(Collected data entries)
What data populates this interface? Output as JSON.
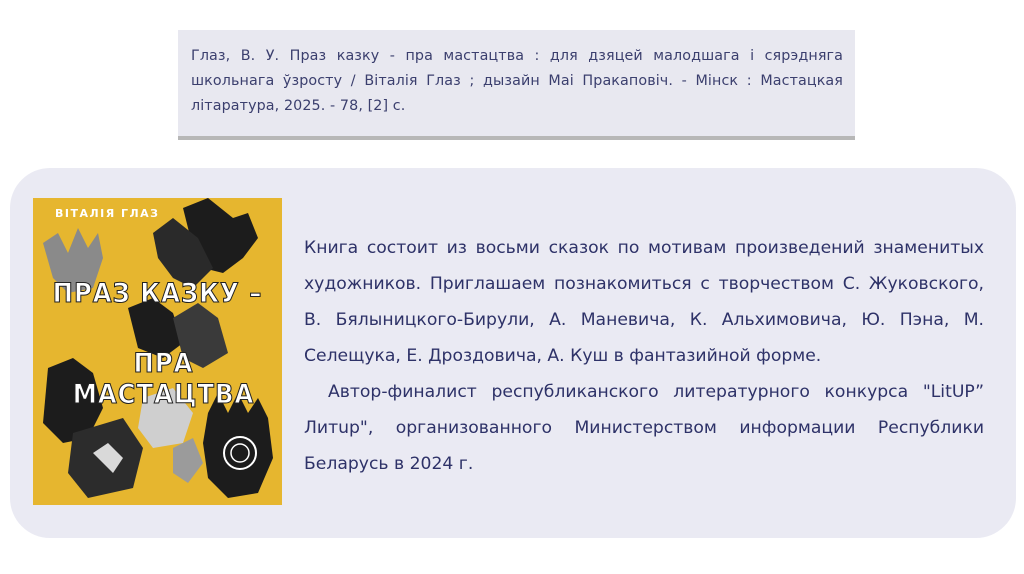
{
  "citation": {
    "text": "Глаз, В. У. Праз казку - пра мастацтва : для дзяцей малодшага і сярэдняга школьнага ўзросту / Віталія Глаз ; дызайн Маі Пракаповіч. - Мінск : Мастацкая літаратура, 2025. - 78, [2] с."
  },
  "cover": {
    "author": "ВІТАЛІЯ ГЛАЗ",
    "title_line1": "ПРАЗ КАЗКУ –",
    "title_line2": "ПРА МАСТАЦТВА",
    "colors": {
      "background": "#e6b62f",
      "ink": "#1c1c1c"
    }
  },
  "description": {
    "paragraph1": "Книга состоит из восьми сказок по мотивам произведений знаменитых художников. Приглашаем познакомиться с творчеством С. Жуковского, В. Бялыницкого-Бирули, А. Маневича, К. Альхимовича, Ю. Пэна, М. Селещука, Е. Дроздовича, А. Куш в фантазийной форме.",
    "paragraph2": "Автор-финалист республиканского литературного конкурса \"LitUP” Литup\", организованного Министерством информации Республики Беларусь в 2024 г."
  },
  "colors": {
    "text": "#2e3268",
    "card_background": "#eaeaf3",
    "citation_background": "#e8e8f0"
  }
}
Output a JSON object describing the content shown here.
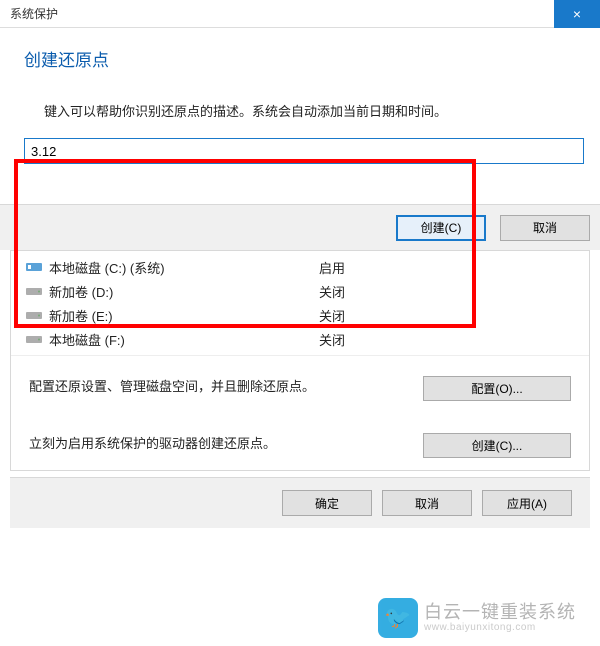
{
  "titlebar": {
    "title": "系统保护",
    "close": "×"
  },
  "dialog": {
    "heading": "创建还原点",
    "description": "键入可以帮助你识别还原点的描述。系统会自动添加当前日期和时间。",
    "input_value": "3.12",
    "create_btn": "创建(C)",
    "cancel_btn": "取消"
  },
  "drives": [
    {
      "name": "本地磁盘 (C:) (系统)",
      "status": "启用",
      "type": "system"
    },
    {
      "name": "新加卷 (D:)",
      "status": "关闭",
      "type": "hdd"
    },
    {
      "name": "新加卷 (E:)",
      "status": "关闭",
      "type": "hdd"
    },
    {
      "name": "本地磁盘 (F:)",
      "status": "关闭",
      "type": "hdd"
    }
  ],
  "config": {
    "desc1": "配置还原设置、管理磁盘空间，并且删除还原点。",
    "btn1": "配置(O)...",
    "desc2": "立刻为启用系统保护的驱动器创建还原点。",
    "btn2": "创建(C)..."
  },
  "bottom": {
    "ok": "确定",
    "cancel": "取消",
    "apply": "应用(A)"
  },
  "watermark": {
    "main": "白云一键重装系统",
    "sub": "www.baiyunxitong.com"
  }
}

# Problem to work on
The data above needs to be retyped exactly, with the images left out.

# Answer to this task
What data populates this interface? Output as JSON.
{
  "citation": {
    "text": "Глаз, В. У. Праз казку - пра мастацтва : для дзяцей малодшага і сярэдняга школьнага ўзросту / Віталія Глаз ; дызайн Маі Пракаповіч. - Мінск : Мастацкая літаратура, 2025. - 78, [2] с."
  },
  "cover": {
    "author": "ВІТАЛІЯ ГЛАЗ",
    "title_line1": "ПРАЗ КАЗКУ –",
    "title_line2": "ПРА МАСТАЦТВА",
    "colors": {
      "background": "#e6b62f",
      "ink": "#1c1c1c"
    }
  },
  "description": {
    "paragraph1": "Книга состоит из восьми сказок по мотивам произведений знаменитых художников. Приглашаем познакомиться с творчеством С. Жуковского, В. Бялыницкого-Бирули, А. Маневича, К. Альхимовича, Ю. Пэна, М. Селещука, Е. Дроздовича, А. Куш в фантазийной форме.",
    "paragraph2": "Автор-финалист республиканского литературного конкурса \"LitUP” Литup\", организованного Министерством информации Республики Беларусь в 2024 г."
  },
  "colors": {
    "text": "#2e3268",
    "card_background": "#eaeaf3",
    "citation_background": "#e8e8f0"
  }
}
Output a JSON object describing the content shown here.
{
  "titlebar": {
    "title": "系统保护",
    "close": "×"
  },
  "dialog": {
    "heading": "创建还原点",
    "description": "键入可以帮助你识别还原点的描述。系统会自动添加当前日期和时间。",
    "input_value": "3.12",
    "create_btn": "创建(C)",
    "cancel_btn": "取消"
  },
  "drives": [
    {
      "name": "本地磁盘 (C:) (系统)",
      "status": "启用",
      "type": "system"
    },
    {
      "name": "新加卷 (D:)",
      "status": "关闭",
      "type": "hdd"
    },
    {
      "name": "新加卷 (E:)",
      "status": "关闭",
      "type": "hdd"
    },
    {
      "name": "本地磁盘 (F:)",
      "status": "关闭",
      "type": "hdd"
    }
  ],
  "config": {
    "desc1": "配置还原设置、管理磁盘空间，并且删除还原点。",
    "btn1": "配置(O)...",
    "desc2": "立刻为启用系统保护的驱动器创建还原点。",
    "btn2": "创建(C)..."
  },
  "bottom": {
    "ok": "确定",
    "cancel": "取消",
    "apply": "应用(A)"
  },
  "watermark": {
    "main": "白云一键重装系统",
    "sub": "www.baiyunxitong.com"
  }
}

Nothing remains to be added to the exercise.